GIVEN INSTRUCTION ▸
Reproduce every entry exactly.

RAW RECORDS ▸
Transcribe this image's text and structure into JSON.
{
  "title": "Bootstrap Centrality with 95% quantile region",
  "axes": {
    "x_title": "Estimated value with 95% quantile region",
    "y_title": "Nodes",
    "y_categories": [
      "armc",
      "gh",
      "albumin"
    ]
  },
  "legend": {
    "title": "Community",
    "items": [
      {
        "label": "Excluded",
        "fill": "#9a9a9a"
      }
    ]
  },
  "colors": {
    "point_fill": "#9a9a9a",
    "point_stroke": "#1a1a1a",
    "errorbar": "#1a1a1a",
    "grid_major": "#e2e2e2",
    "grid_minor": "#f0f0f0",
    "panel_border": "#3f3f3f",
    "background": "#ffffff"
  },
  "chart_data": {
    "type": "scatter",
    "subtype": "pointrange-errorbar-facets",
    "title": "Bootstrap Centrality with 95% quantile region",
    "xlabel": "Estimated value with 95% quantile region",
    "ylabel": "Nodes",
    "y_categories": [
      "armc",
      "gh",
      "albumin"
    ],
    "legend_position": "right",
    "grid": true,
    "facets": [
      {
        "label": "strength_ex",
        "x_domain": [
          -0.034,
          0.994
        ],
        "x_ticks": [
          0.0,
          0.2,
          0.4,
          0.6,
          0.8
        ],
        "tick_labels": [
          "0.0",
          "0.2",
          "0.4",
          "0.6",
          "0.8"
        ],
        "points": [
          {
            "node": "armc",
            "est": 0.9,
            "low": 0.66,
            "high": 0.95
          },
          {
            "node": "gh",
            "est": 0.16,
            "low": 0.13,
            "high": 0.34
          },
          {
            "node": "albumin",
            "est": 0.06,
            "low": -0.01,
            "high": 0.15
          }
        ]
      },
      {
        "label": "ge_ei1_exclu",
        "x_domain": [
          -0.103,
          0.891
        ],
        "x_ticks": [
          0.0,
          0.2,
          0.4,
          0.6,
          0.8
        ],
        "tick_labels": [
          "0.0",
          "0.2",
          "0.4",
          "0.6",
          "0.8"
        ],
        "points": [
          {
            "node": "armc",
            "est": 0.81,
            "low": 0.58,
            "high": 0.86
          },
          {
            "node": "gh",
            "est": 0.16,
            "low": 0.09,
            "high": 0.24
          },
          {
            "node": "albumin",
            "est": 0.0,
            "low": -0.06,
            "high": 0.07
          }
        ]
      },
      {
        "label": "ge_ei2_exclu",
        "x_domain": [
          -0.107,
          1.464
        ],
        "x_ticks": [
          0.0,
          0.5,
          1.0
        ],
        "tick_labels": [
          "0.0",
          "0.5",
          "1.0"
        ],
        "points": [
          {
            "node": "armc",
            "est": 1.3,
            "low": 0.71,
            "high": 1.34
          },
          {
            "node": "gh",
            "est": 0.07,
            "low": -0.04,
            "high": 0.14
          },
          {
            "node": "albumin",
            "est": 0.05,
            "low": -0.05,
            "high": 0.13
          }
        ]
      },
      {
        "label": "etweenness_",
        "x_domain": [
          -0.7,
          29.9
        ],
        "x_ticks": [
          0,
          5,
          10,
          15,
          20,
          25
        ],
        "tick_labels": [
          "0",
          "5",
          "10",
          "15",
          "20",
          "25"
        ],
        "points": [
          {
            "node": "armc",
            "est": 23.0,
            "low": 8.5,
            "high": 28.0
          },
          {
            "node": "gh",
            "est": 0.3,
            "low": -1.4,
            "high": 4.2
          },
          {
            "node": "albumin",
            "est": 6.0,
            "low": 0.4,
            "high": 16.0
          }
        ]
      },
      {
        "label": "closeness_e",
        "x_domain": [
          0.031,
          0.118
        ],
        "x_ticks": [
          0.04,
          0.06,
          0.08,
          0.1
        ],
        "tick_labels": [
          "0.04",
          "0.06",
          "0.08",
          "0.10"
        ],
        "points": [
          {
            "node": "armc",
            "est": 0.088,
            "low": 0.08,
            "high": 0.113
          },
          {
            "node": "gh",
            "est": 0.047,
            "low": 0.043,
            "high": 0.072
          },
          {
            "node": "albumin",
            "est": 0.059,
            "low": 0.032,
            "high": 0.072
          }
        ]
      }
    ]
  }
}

RESULT ▸
Transcribe this image's text and structure into JSON.
{
  "title": "Bootstrap Centrality with 95% quantile region",
  "axes": {
    "x_title": "Estimated value with 95% quantile region",
    "y_title": "Nodes",
    "y_categories": [
      "armc",
      "gh",
      "albumin"
    ]
  },
  "legend": {
    "title": "Community",
    "items": [
      {
        "label": "Excluded",
        "fill": "#9a9a9a"
      }
    ]
  },
  "colors": {
    "point_fill": "#9a9a9a",
    "point_stroke": "#1a1a1a",
    "errorbar": "#1a1a1a",
    "grid_major": "#e2e2e2",
    "grid_minor": "#f0f0f0",
    "panel_border": "#3f3f3f",
    "background": "#ffffff"
  },
  "chart_data": {
    "type": "scatter",
    "subtype": "pointrange-errorbar-facets",
    "title": "Bootstrap Centrality with 95% quantile region",
    "xlabel": "Estimated value with 95% quantile region",
    "ylabel": "Nodes",
    "y_categories": [
      "armc",
      "gh",
      "albumin"
    ],
    "legend_position": "right",
    "grid": true,
    "facets": [
      {
        "label": "strength_ex",
        "x_domain": [
          -0.034,
          0.994
        ],
        "x_ticks": [
          0.0,
          0.2,
          0.4,
          0.6,
          0.8
        ],
        "tick_labels": [
          "0.0",
          "0.2",
          "0.4",
          "0.6",
          "0.8"
        ],
        "points": [
          {
            "node": "armc",
            "est": 0.9,
            "low": 0.66,
            "high": 0.95
          },
          {
            "node": "gh",
            "est": 0.16,
            "low": 0.13,
            "high": 0.34
          },
          {
            "node": "albumin",
            "est": 0.06,
            "low": -0.01,
            "high": 0.15
          }
        ]
      },
      {
        "label": "ge_ei1_exclu",
        "x_domain": [
          -0.103,
          0.891
        ],
        "x_ticks": [
          0.0,
          0.2,
          0.4,
          0.6,
          0.8
        ],
        "tick_labels": [
          "0.0",
          "0.2",
          "0.4",
          "0.6",
          "0.8"
        ],
        "points": [
          {
            "node": "armc",
            "est": 0.81,
            "low": 0.58,
            "high": 0.86
          },
          {
            "node": "gh",
            "est": 0.16,
            "low": 0.09,
            "high": 0.24
          },
          {
            "node": "albumin",
            "est": 0.0,
            "low": -0.06,
            "high": 0.07
          }
        ]
      },
      {
        "label": "ge_ei2_exclu",
        "x_domain": [
          -0.107,
          1.464
        ],
        "x_ticks": [
          0.0,
          0.5,
          1.0
        ],
        "tick_labels": [
          "0.0",
          "0.5",
          "1.0"
        ],
        "points": [
          {
            "node": "armc",
            "est": 1.3,
            "low": 0.71,
            "high": 1.34
          },
          {
            "node": "gh",
            "est": 0.07,
            "low": -0.04,
            "high": 0.14
          },
          {
            "node": "albumin",
            "est": 0.05,
            "low": -0.05,
            "high": 0.13
          }
        ]
      },
      {
        "label": "etweenness_",
        "x_domain": [
          -0.7,
          29.9
        ],
        "x_ticks": [
          0,
          5,
          10,
          15,
          20,
          25
        ],
        "tick_labels": [
          "0",
          "5",
          "10",
          "15",
          "20",
          "25"
        ],
        "points": [
          {
            "node": "armc",
            "est": 23.0,
            "low": 8.5,
            "high": 28.0
          },
          {
            "node": "gh",
            "est": 0.3,
            "low": -1.4,
            "high": 4.2
          },
          {
            "node": "albumin",
            "est": 6.0,
            "low": 0.4,
            "high": 16.0
          }
        ]
      },
      {
        "label": "closeness_e",
        "x_domain": [
          0.031,
          0.118
        ],
        "x_ticks": [
          0.04,
          0.06,
          0.08,
          0.1
        ],
        "tick_labels": [
          "0.04",
          "0.06",
          "0.08",
          "0.10"
        ],
        "points": [
          {
            "node": "armc",
            "est": 0.088,
            "low": 0.08,
            "high": 0.113
          },
          {
            "node": "gh",
            "est": 0.047,
            "low": 0.043,
            "high": 0.072
          },
          {
            "node": "albumin",
            "est": 0.059,
            "low": 0.032,
            "high": 0.072
          }
        ]
      }
    ]
  }
}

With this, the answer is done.